- **Work instructions**:
Please give the listing again, word for word, with nothing left out.

- **Records provided**:
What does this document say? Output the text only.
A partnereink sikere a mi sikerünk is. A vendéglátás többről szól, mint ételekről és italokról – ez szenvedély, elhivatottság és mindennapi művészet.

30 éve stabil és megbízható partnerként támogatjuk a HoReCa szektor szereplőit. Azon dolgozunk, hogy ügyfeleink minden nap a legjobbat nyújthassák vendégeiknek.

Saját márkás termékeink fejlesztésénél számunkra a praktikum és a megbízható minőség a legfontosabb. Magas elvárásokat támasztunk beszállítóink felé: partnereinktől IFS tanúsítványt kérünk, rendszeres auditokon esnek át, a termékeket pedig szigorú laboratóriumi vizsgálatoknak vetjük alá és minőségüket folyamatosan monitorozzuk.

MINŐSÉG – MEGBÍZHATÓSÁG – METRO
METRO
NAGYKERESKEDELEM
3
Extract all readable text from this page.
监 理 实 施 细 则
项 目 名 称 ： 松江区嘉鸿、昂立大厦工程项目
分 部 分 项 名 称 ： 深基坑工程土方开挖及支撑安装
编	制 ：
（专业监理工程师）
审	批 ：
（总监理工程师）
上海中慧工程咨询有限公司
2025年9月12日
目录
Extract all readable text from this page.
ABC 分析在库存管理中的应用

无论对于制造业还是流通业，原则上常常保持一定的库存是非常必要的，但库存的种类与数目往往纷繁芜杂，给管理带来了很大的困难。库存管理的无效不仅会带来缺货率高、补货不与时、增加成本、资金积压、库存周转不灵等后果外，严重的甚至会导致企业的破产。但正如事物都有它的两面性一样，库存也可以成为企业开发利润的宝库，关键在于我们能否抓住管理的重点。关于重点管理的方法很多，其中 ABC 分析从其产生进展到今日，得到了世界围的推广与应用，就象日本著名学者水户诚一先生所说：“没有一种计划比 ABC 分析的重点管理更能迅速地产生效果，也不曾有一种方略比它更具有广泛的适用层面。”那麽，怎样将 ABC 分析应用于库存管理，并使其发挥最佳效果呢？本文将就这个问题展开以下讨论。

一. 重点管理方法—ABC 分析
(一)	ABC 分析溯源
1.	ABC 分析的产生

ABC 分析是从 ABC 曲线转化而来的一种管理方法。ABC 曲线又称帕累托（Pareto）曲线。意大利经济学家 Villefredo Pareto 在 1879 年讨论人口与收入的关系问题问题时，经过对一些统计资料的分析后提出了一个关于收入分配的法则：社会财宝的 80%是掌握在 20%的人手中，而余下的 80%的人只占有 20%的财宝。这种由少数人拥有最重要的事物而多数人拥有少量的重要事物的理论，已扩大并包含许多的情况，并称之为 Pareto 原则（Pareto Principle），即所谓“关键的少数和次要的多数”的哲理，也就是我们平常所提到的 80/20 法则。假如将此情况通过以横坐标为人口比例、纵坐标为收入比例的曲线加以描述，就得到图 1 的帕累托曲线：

- **Answer to the problem**:
What does this document say? Output the text only.
A partnereink sikere a mi sikerünk is. A vendéglátás többről szól, mint ételekről és italokról – ez szenvedély, elhivatottság és mindennapi művészet.

30 éve stabil és megbízható partnerként támogatjuk a HoReCa szektor szereplőit. Azon dolgozunk, hogy ügyfeleink minden nap a legjobbat nyújthassák vendégeiknek.

Saját márkás termékeink fejlesztésénél számunkra a praktikum és a megbízható minőség a legfontosabb. Magas elvárásokat támasztunk beszállítóink felé: partnereinktől IFS tanúsítványt kérünk, rendszeres auditokon esnek át, a termékeket pedig szigorú laboratóriumi vizsgálatoknak vetjük alá és minőségüket folyamatosan monitorozzuk.

MINŐSÉG – MEGBÍZHATÓSÁG – METRO
METRO
NAGYKERESKEDELEM
3
Extract all readable text from this page.
监 理 实 施 细 则
项 目 名 称 ： 松江区嘉鸿、昂立大厦工程项目
分 部 分 项 名 称 ： 深基坑工程土方开挖及支撑安装
编	制 ：
（专业监理工程师）
审	批 ：
（总监理工程师）
上海中慧工程咨询有限公司
2025年9月12日
目录
Extract all readable text from this page.
ABC 分析在库存管理中的应用

无论对于制造业还是流通业，原则上常常保持一定的库存是非常必要的，但库存的种类与数目往往纷繁芜杂，给管理带来了很大的困难。库存管理的无效不仅会带来缺货率高、补货不与时、增加成本、资金积压、库存周转不灵等后果外，严重的甚至会导致企业的破产。但正如事物都有它的两面性一样，库存也可以成为企业开发利润的宝库，关键在于我们能否抓住管理的重点。关于重点管理的方法很多，其中 ABC 分析从其产生进展到今日，得到了世界围的推广与应用，就象日本著名学者水户诚一先生所说：“没有一种计划比 ABC 分析的重点管理更能迅速地产生效果，也不曾有一种方略比它更具有广泛的适用层面。”那麽，怎样将 ABC 分析应用于库存管理，并使其发挥最佳效果呢？本文将就这个问题展开以下讨论。

一. 重点管理方法—ABC 分析
(一)	ABC 分析溯源
1.	ABC 分析的产生

ABC 分析是从 ABC 曲线转化而来的一种管理方法。ABC 曲线又称帕累托（Pareto）曲线。意大利经济学家 Villefredo Pareto 在 1879 年讨论人口与收入的关系问题问题时，经过对一些统计资料的分析后提出了一个关于收入分配的法则：社会财宝的 80%是掌握在 20%的人手中，而余下的 80%的人只占有 20%的财宝。这种由少数人拥有最重要的事物而多数人拥有少量的重要事物的理论，已扩大并包含许多的情况，并称之为 Pareto 原则（Pareto Principle），即所谓“关键的少数和次要的多数”的哲理，也就是我们平常所提到的 80/20 法则。假如将此情况通过以横坐标为人口比例、纵坐标为收入比例的曲线加以描述，就得到图 1 的帕累托曲线：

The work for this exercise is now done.